Text provided:
________________________________________

You think software has enough variables, right?

Well there is another one that has become a big consideration when designing, developing and deploying software and its name is Sustainability. This area of consideration comes with its own terminology and with this blog post I hope to shed some light onto the nomenclature. So when someone comes up to you and says “I want to design a sustainable, carbon aware system that focuses on reducing the operational carbon of my business but also minimises embodied carbon”, you will know exactly what they are looking for!

Generic terms

These are terms that are the foundation of sustainability and apply to all sectors. If you know the basics of sustainability you may already be aware of these

  • Greenhouse Gases (GHGs) - These are gases that amplify the greenhouse effect, the effect caused by trapping energy from the sun within the Earth’s atmosphere. Examples are the well known Carbon Dioxide (CO2) emitted from electricity generation and other lesser known gases like Methane (CH4) sourced from office catering production and disposal and hydrochlorofluorocarbons (HCFCs) used in office cooling systems.

  • Greenhouse Effect - The warming effect due to greenhouse gases. This happens because incoming shortwave radiation from the Sun passes through GHGs but the longwave radiation that is emitted by the heated Earth is absorbed by GHGs insulating the Earth from heat loss to space. The net effect is the slow warming of the atmosphere as the concentration of GHGs increases.

  • Climate Change - The long term change in average weather patterns which is part of the natural life cycle of the Earth and is being accelerated by human related activities like burning fossil fuels.

  • Carbon Neutral - Negating the carbon emissions of your direct and indirect emissions. This is done by either reducing or offsetting your current carbon emissions. Reducing should be the first action you take and then any sources of emissions that are unavoidable can be offset using schemes that absorb CO2. These schemes include reforestation and solar energy installations.

  • Net Zero - A standard designed by The Science Based Targets initiative (SBTi) which takes carbon neutrality to the next level by ensuring businesses reduce their emission by 90% by only allowing them to offset a maximum of 10% of their emissions. It can be applied to CO2 only or to all GHGs.

  • Operational Carbon - CO2 emissions due to the operational phase of software, this phase includes the hosting and use of software. So sources of emissions include the energy needed to keep your servers on, energy needed to keep end user devices running and energy needed to transfer data from your server to the end user’s device.

  • Embodied Carbon - The CO2 emitted from all processes that are not directly related to operations and keeping the software up and running. This includes the manufacturing and transporting of hardware and the planning, designing and maintaining of the software. Embodied emissions take up an even larger portion of the total emissions in software compared to other sectors. These emissions are much harder to quantify as they are indirect and usually require business to interact and retrieve emissions data on purchased products.

________________________________________

Extracted material:
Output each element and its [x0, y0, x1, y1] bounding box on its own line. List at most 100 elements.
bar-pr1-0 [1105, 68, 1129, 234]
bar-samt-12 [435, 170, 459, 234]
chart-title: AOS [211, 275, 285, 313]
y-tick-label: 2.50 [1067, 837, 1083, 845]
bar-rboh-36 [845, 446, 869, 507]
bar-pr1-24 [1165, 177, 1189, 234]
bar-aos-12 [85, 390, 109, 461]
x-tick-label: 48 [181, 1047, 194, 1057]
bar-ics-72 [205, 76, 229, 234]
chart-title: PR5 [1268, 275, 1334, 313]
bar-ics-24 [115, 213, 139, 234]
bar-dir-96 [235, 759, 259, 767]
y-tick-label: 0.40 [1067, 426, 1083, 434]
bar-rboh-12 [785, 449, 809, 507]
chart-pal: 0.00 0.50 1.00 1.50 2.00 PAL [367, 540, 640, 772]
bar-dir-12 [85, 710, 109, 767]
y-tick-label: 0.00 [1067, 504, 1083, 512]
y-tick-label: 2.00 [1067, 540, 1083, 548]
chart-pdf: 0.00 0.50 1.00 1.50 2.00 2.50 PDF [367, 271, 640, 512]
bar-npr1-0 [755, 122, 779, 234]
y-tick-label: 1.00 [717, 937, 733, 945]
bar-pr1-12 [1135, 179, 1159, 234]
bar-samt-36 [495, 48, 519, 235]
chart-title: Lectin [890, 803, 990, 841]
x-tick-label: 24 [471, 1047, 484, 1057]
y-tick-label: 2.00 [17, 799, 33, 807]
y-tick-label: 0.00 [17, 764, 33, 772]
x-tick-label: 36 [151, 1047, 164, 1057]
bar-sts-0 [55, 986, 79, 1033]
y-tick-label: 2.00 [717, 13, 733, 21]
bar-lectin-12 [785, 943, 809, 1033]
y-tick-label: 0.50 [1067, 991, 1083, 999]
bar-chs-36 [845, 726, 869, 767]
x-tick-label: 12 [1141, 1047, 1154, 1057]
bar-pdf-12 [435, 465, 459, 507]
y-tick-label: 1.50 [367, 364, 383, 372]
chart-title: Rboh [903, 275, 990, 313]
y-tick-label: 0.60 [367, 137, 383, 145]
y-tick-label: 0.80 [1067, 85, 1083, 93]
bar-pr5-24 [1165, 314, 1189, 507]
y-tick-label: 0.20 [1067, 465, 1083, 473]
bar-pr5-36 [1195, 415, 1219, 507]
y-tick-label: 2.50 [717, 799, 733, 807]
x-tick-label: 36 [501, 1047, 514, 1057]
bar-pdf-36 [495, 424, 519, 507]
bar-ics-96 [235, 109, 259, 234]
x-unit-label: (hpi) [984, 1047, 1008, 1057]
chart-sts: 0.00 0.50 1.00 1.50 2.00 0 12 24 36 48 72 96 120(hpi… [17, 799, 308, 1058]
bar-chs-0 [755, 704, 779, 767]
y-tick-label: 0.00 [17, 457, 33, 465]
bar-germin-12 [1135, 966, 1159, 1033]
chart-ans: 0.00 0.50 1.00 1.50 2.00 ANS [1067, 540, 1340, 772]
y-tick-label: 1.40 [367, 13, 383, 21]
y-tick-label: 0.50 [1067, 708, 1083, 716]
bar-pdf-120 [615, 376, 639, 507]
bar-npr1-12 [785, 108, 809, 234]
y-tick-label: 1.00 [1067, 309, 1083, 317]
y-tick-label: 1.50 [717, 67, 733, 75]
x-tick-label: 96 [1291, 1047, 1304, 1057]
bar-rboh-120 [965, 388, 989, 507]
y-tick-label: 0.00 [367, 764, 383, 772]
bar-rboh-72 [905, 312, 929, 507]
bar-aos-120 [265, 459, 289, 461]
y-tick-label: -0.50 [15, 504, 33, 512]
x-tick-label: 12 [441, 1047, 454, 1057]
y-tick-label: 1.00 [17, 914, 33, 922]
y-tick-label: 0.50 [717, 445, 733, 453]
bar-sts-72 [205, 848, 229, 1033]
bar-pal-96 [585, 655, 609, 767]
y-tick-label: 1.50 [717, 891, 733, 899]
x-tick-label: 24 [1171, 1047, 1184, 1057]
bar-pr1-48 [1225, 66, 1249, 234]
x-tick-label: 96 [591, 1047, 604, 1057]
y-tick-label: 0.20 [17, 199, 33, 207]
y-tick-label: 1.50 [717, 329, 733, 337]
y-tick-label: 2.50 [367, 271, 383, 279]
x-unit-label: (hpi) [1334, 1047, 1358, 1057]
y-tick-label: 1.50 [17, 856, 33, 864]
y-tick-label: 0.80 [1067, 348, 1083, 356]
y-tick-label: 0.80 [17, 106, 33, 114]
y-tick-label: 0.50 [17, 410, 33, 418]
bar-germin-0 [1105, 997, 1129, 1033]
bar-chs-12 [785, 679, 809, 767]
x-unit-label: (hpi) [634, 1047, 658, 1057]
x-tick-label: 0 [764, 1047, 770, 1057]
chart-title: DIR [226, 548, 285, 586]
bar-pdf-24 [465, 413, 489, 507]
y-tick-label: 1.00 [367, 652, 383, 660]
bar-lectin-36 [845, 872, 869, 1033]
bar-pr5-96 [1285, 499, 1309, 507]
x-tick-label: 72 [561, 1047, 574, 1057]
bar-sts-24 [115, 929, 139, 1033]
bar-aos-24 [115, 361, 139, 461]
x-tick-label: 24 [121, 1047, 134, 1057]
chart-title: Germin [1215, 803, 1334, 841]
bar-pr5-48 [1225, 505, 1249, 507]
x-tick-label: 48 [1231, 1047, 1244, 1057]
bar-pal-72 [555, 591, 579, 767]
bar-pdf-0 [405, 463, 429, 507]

________________________________________

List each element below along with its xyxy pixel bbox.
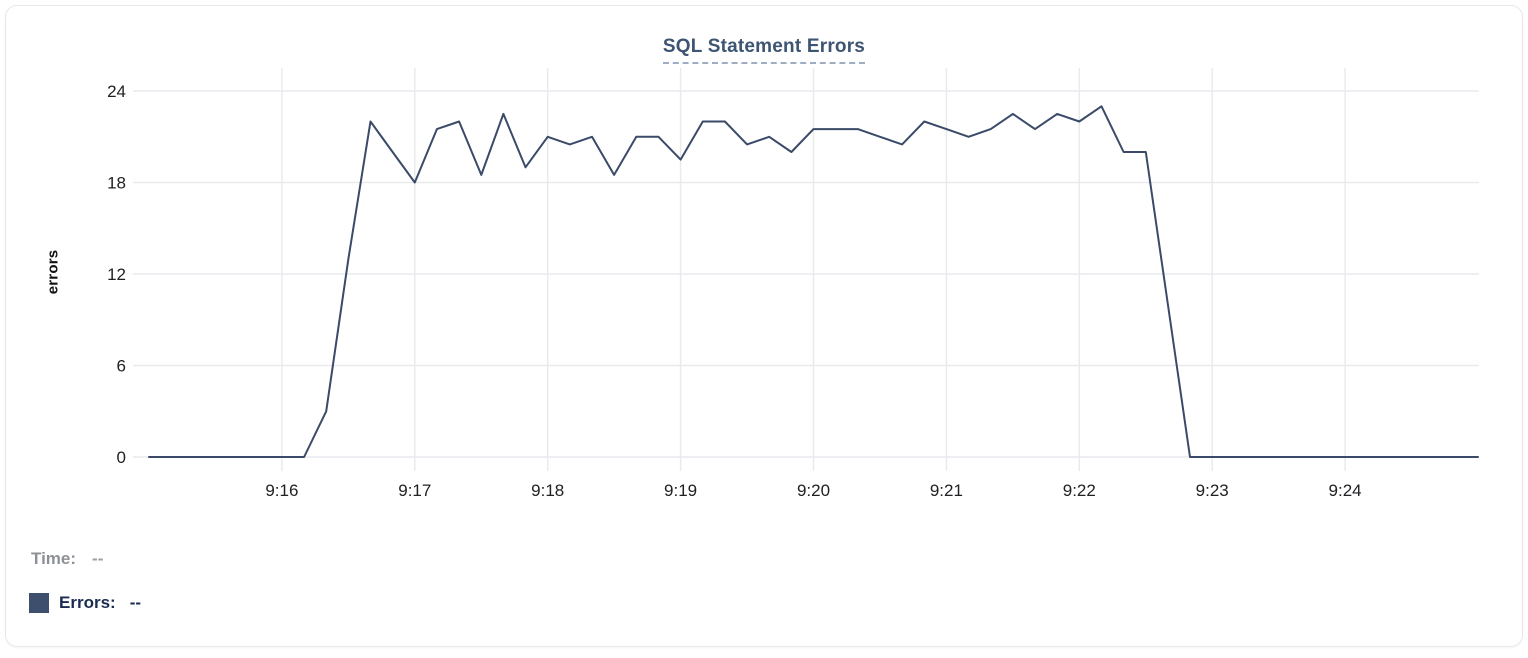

________________________________________

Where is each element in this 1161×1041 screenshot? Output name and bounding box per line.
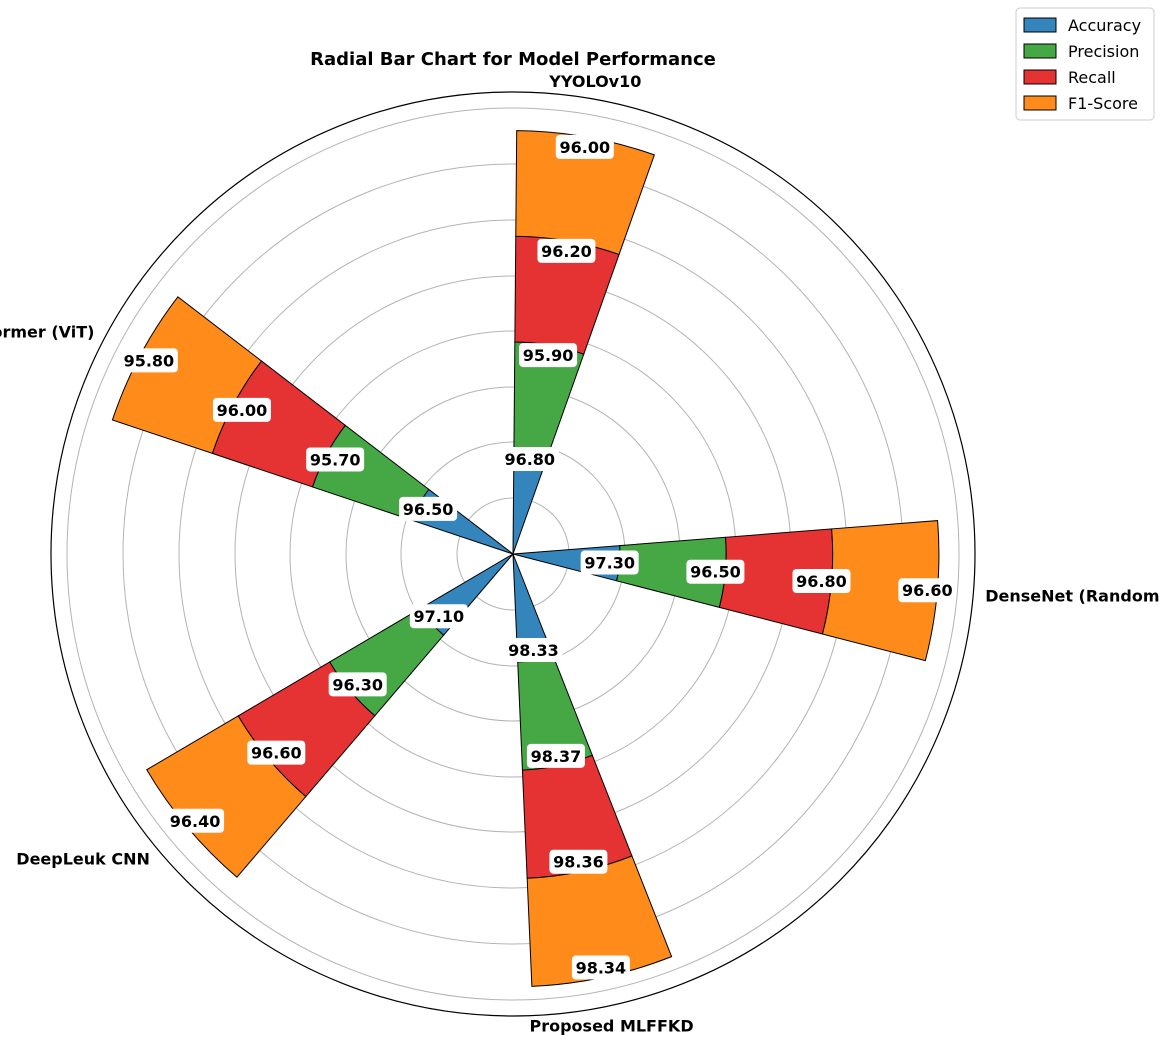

________________________________________

Required tasks:
• A. Reproduce word for word the stretch of the post on software sustainability terms from "Generic terms" through "office cooling systems.".
• B. Summarize the post on software sustainability terms in two sentences.
• C. Pick up the post on software sustainability terms at the point where it stops and keep writing.
The rows have nothing to do with what you are asked to do.

Solved tasks:
• A.
Generic terms

These are terms that are the foundation of sustainability and apply to all sectors. If you know the basics of sustainability you may already be aware of these

  • Greenhouse Gases (GHGs) - These are gases that amplify the greenhouse effect, the effect caused by trapping energy from the sun within the Earth’s atmosphere. Examples are the well known Carbon Dioxide (CO2) emitted from electricity generation and other lesser known gases like Methane (CH4) sourced from office catering production and disposal and hydrochlorofluorocarbons (HCFCs) used in office cooling systems.

• B. Sustainability has become a major consideration in designing, developing and deploying software, and it brings its own terminology, starting with general terms such as greenhouse gases, the greenhouse effect, climate change, carbon neutrality and Net Zero. Software emissions are divided into operational carbon, which comes from hosting and using software, and embodied carbon, which comes from manufacturing and transporting hardware and from planning, designing and maintaining the software.

• C.
  • Emission Scopes - You can think of emission scopes as how directly related your emission sources are to your actions but it doesn’t mean they are any less significant or harmful to the environment. The higher the number, the less direct the emission.

    • Scope 1 - Includes all direct emissions that are generated from sources that are directly owned or controlled by an organisation. For a software company there is a very small list of sources but it is not empty. It can include any emissions from fossil fueled hire cars used to visit customers and emissions from refrigerant leaks found in A/C & fuel burnt in heating systems within offices.

    • Scope 2 - Includes all indirect emissions from the generation of the electricity purchased and used by an organisation at local or international sites. This is a much larger list for a software company. The most prominent is the electricity produced to run computers, office lights and office A/C and heating systems.

    • Scope 3 - Includes all indirect emissions that occur in an organisation’s value chain. The largest and hardest to quantify because it relies on suppliers to provide detailed breakdowns of a product’s carbon footprint. This scope includes areas like emissions from cloud infrastructure and the embodied carbon of computer hardware.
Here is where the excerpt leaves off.